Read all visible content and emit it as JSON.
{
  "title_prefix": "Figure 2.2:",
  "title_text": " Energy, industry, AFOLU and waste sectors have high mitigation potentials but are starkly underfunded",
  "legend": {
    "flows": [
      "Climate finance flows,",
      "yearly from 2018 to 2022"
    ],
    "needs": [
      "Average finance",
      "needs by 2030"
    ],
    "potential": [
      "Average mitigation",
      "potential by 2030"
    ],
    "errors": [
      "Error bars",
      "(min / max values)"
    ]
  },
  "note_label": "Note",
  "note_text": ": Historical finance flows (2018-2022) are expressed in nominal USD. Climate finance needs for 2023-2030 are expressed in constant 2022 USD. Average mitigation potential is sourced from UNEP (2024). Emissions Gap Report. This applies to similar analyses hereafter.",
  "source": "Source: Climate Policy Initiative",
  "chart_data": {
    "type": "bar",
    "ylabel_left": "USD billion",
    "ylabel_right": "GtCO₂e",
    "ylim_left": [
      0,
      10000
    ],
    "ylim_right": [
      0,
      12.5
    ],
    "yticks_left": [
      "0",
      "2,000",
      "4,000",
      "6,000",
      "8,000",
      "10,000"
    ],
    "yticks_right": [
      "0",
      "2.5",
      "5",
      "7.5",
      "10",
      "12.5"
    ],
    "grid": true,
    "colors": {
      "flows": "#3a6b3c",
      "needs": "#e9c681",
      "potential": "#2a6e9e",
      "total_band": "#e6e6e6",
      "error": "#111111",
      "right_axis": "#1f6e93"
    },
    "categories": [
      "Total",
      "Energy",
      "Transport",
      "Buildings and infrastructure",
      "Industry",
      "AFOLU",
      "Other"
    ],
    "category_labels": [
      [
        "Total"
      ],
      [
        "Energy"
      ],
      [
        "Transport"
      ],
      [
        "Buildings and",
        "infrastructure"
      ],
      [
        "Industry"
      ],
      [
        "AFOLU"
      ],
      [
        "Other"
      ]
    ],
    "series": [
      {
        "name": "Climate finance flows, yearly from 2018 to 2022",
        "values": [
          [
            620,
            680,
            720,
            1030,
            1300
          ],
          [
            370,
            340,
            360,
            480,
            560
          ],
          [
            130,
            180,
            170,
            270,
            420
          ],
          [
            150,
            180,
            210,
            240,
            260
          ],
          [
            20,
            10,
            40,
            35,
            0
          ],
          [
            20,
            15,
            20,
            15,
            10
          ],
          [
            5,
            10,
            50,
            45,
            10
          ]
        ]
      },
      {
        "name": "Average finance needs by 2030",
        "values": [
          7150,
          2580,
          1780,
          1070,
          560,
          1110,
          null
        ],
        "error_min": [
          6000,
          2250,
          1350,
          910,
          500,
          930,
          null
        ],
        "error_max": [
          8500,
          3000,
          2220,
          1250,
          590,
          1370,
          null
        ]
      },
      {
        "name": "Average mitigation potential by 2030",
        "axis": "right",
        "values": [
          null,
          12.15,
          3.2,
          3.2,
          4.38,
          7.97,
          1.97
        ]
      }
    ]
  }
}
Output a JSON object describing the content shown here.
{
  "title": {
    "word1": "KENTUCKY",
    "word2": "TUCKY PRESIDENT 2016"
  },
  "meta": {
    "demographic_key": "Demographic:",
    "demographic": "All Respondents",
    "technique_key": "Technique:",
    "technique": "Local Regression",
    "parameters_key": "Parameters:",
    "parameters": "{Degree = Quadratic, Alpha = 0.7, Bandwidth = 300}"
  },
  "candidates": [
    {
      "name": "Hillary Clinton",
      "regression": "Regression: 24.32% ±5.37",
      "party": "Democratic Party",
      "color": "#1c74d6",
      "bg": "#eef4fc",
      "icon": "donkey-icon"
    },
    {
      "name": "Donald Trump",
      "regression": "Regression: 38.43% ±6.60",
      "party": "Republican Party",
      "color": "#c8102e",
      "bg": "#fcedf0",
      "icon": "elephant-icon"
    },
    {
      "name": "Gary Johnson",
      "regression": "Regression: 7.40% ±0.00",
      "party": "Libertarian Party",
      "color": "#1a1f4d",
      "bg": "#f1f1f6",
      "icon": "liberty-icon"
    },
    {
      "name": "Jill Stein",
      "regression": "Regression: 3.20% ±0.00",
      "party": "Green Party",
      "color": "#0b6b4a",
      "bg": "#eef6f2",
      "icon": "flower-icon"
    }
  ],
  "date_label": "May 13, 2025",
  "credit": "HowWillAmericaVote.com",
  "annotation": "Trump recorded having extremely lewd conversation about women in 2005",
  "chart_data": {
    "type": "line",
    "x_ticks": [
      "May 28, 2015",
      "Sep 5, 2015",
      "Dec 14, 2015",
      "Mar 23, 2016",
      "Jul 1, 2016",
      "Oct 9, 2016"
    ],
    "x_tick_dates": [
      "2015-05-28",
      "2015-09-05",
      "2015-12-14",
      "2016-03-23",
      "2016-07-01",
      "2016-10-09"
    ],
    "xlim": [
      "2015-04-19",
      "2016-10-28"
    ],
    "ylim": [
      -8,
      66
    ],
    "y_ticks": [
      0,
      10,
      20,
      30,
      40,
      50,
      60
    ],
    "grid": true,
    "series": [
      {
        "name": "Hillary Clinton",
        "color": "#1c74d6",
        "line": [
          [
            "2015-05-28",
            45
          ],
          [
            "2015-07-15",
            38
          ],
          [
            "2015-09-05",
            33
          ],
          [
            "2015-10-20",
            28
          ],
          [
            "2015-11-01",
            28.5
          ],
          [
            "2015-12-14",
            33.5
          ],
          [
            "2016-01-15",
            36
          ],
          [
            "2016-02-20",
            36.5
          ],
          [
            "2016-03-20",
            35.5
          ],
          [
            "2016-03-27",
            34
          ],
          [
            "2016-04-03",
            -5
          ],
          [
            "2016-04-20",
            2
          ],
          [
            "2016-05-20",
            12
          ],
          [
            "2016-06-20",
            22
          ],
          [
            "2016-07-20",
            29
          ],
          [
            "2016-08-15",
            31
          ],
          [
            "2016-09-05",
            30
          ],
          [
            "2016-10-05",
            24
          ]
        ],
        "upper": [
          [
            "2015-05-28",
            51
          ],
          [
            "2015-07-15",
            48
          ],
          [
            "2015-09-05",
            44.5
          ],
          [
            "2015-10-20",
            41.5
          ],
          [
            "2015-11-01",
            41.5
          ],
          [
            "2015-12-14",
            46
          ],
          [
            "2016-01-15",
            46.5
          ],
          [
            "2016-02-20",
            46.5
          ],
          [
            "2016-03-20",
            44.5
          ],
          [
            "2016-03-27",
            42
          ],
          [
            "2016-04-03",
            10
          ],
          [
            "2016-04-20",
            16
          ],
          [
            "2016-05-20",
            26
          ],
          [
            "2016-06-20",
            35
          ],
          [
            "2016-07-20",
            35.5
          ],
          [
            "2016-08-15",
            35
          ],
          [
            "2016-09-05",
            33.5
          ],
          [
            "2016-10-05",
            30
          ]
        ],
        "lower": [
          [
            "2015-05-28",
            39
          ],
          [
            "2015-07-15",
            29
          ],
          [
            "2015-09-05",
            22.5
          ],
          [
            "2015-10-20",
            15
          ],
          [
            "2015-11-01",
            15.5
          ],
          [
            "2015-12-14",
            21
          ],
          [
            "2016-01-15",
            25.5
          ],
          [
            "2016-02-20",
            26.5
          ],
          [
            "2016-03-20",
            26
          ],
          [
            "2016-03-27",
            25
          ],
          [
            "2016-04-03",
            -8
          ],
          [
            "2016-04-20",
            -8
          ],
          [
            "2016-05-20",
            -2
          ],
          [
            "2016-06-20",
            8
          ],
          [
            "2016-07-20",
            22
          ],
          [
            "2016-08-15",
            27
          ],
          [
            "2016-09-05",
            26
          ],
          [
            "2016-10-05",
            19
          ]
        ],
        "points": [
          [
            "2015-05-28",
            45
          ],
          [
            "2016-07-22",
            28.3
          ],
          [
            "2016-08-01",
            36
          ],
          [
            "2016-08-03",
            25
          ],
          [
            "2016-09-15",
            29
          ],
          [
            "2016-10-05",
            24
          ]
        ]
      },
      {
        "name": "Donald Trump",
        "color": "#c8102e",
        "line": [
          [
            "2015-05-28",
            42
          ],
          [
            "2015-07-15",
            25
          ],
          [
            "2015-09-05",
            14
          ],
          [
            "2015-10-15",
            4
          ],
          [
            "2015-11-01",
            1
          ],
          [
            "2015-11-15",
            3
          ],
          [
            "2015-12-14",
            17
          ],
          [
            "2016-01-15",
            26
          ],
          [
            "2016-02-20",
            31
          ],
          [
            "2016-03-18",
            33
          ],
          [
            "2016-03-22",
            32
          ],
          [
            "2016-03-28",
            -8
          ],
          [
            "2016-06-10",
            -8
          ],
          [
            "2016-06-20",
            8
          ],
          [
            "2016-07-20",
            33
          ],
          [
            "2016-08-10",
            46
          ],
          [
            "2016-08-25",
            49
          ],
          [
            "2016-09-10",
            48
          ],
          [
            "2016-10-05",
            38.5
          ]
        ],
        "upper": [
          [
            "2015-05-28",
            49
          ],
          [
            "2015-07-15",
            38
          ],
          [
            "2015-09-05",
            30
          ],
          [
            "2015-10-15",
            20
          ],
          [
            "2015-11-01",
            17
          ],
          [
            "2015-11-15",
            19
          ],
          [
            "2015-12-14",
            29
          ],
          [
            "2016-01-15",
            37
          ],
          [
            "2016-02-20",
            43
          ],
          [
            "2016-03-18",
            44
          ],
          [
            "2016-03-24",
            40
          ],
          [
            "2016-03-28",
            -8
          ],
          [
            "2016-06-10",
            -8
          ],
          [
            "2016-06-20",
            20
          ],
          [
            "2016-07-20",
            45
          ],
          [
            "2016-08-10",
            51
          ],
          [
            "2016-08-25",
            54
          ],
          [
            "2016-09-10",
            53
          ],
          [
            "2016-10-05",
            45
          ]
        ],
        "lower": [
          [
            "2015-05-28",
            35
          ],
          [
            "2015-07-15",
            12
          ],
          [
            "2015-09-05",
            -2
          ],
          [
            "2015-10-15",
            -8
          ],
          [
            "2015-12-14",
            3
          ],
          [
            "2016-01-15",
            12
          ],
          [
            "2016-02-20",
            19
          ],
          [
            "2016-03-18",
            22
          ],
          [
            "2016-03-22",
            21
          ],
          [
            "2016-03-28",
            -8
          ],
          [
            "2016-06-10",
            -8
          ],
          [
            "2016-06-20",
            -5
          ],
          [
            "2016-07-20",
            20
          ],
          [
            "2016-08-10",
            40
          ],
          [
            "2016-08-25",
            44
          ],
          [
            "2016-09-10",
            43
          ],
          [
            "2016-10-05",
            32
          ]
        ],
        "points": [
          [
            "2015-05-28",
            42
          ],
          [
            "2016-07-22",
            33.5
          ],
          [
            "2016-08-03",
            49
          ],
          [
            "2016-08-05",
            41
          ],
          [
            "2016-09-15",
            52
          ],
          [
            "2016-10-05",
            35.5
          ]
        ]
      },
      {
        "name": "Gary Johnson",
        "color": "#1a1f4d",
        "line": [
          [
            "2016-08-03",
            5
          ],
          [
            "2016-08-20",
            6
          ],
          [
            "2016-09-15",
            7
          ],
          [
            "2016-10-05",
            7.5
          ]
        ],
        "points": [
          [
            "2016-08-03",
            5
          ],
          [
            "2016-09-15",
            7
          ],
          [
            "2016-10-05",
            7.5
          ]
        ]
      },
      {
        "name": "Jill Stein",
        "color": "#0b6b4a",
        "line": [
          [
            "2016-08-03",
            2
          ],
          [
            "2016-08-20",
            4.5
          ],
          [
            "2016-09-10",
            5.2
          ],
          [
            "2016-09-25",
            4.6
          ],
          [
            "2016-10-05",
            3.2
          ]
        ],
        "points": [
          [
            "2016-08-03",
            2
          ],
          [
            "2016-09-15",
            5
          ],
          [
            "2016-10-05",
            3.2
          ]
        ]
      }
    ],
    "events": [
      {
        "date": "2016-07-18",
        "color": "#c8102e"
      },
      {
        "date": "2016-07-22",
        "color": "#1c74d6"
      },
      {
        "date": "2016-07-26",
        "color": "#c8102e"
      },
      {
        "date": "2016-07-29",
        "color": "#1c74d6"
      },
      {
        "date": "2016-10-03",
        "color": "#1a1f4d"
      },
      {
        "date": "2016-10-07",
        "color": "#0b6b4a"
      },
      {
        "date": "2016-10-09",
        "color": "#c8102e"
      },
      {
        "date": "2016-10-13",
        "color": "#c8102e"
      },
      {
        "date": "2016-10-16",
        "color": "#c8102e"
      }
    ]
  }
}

::::

# [EXERCISE AIM]
Count the lines above in which the word "Johnson" appears, then state only that count.

# [SOLUTION TO THE EXERCISE]
2